Record excerpts:
....

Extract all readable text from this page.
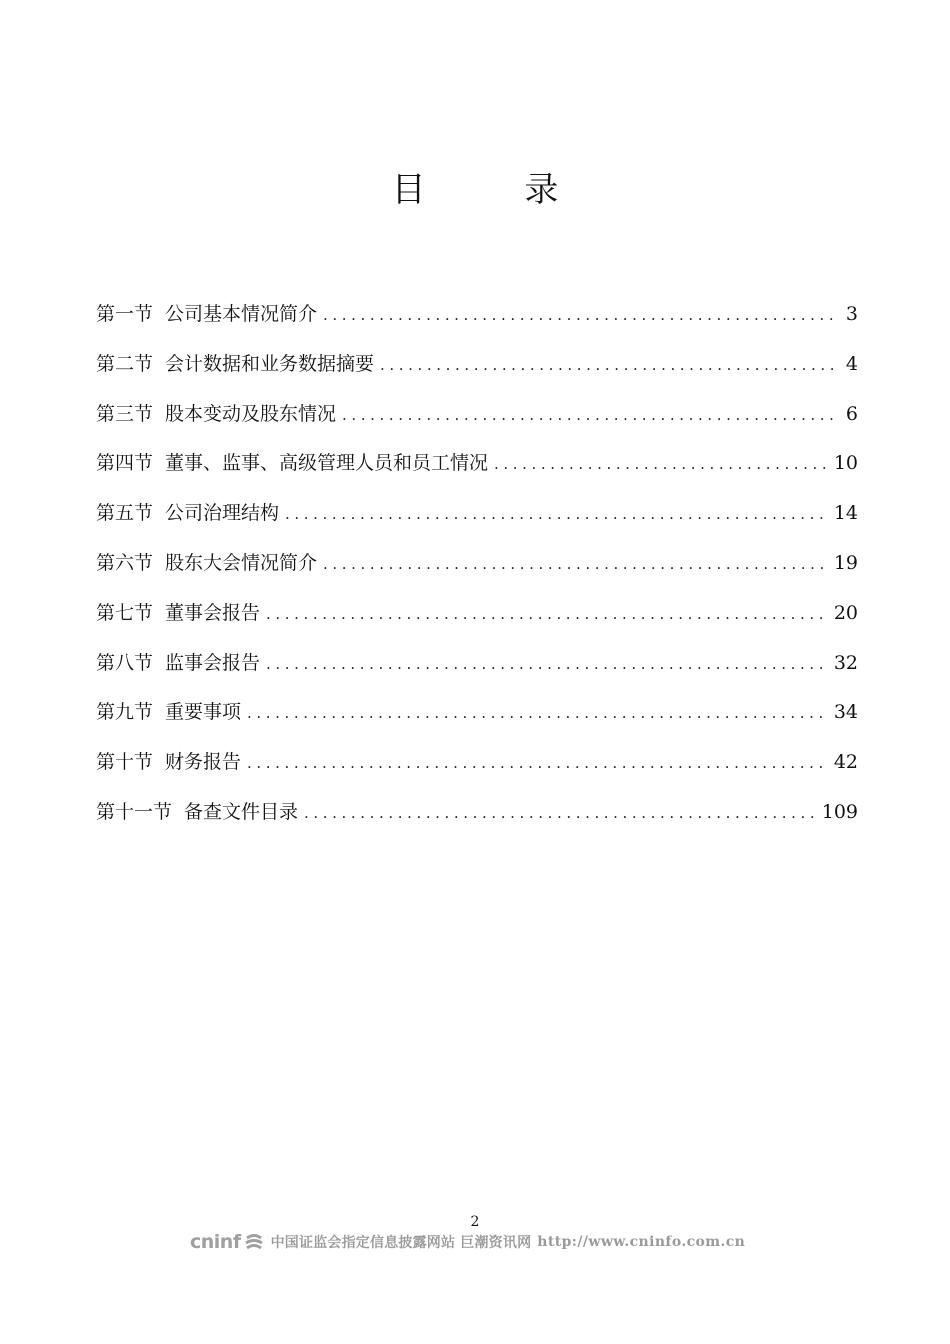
目 录
第一节 公司基本情况简介 .....	3
第二节 会计数据和业务数据摘要 .....	4
第三节 股本变动及股东情况 .....	6
第四节 董事、监事、高级管理人员和员工情况 .....	10
第五节 公司治理结构 .....	14
第六节 股东大会情况简介 .....	19
第七节 董事会报告 .....	20
第八节 监事会报告 .....	32
第九节 重要事项 .....	34
第十节 财务报告 .....	42
第十一节 备查文件目录 .....	109
2
cninf 中国证监会指定信息披露网站 巨潮资讯网 http://www.cninfo.com.cn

....

Work required: Leave the pictures out, and transcribe each of the records exactly.

Written solution:
Extract all readable text from this page.
目 录
第一节 公司基本情况简介 .....	3
第二节 会计数据和业务数据摘要 .....	4
第三节 股本变动及股东情况 .....	6
第四节 董事、监事、高级管理人员和员工情况 .....	10
第五节 公司治理结构 .....	14
第六节 股东大会情况简介 .....	19
第七节 董事会报告 .....	20
第八节 监事会报告 .....	32
第九节 重要事项 .....	34
第十节 财务报告 .....	42
第十一节 备查文件目录 .....	109
2
cninf 中国证监会指定信息披露网站 巨潮资讯网 http://www.cninfo.com.cn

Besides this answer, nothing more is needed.